### Stated problem
Keep only the lines of the listing that include the word "Vermindering", and copy them.

### Excerpted data
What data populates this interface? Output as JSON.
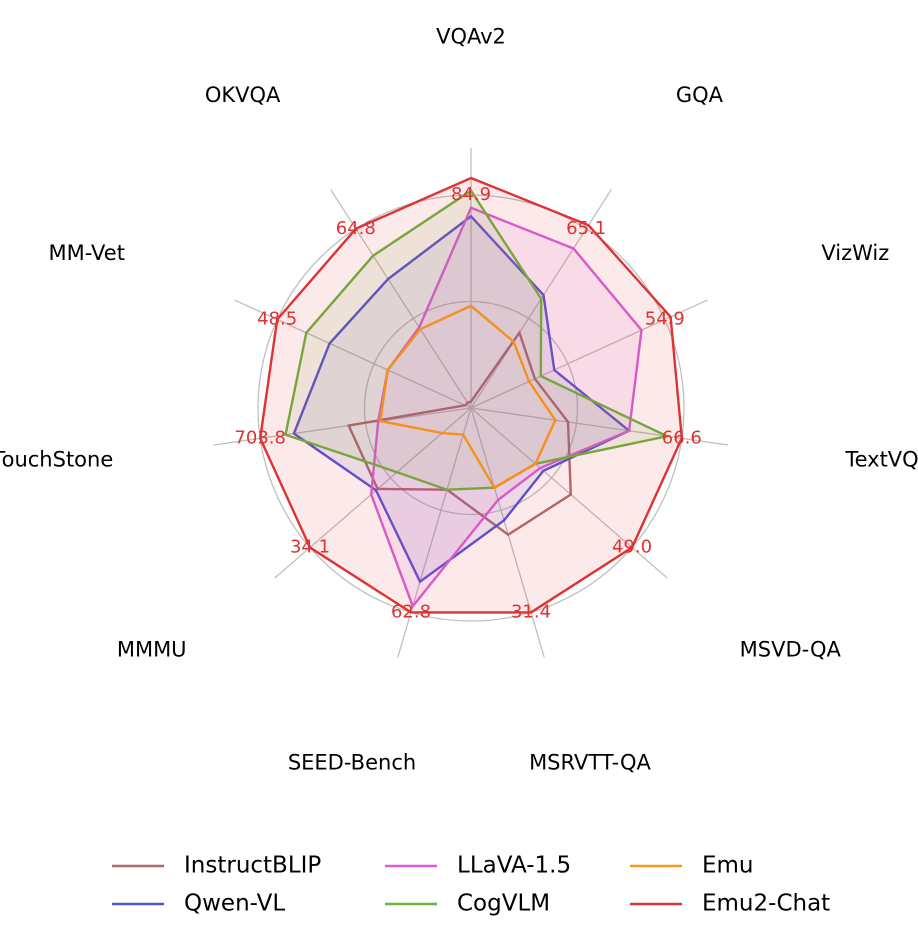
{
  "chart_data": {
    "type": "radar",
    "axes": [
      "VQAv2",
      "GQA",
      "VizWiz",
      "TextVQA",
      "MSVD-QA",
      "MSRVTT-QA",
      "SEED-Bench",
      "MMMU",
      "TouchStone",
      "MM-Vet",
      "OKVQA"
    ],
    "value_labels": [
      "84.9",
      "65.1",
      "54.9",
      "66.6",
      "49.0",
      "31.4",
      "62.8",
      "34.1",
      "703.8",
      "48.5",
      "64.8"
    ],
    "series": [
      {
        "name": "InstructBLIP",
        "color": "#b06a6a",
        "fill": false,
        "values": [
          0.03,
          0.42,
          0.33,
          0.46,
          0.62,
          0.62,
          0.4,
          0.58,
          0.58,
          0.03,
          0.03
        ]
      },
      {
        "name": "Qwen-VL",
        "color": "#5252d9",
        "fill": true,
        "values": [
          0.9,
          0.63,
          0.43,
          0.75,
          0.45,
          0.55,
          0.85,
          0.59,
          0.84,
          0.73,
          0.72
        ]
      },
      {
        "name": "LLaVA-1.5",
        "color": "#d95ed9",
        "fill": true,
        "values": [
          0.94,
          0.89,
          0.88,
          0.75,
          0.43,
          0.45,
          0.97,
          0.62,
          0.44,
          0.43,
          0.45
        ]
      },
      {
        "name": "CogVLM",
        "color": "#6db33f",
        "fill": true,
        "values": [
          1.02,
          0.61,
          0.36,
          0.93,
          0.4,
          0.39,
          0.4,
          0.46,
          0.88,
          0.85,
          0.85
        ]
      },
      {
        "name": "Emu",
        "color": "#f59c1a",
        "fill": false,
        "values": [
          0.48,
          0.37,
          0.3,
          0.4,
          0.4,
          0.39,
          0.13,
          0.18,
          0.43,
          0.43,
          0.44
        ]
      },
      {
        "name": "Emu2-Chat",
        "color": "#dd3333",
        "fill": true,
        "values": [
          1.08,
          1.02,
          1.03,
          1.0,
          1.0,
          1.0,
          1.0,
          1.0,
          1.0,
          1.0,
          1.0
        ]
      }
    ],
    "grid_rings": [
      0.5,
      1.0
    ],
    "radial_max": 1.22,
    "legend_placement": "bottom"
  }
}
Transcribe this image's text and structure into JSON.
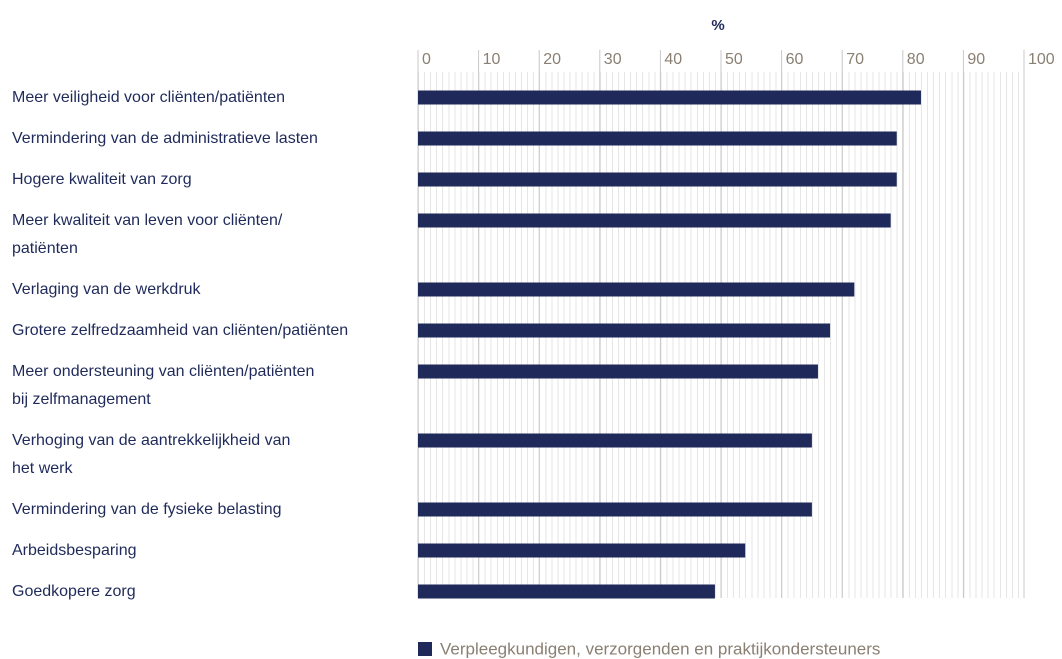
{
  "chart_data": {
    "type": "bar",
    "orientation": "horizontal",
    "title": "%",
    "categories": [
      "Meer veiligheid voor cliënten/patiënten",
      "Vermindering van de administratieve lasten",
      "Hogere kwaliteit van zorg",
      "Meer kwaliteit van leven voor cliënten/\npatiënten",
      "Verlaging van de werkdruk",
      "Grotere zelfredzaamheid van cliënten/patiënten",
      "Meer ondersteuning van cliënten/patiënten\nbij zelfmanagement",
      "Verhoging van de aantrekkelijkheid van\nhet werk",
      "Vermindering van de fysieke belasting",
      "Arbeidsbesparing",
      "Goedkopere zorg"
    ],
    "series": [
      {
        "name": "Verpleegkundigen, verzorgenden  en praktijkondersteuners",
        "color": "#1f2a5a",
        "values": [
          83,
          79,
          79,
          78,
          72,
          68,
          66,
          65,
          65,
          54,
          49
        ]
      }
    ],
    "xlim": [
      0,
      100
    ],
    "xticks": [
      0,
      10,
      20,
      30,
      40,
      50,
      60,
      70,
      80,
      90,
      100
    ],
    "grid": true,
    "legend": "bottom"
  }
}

### Result
      "Vermindering van de administratieve lasten",
      "Vermindering van de fysieke belasting",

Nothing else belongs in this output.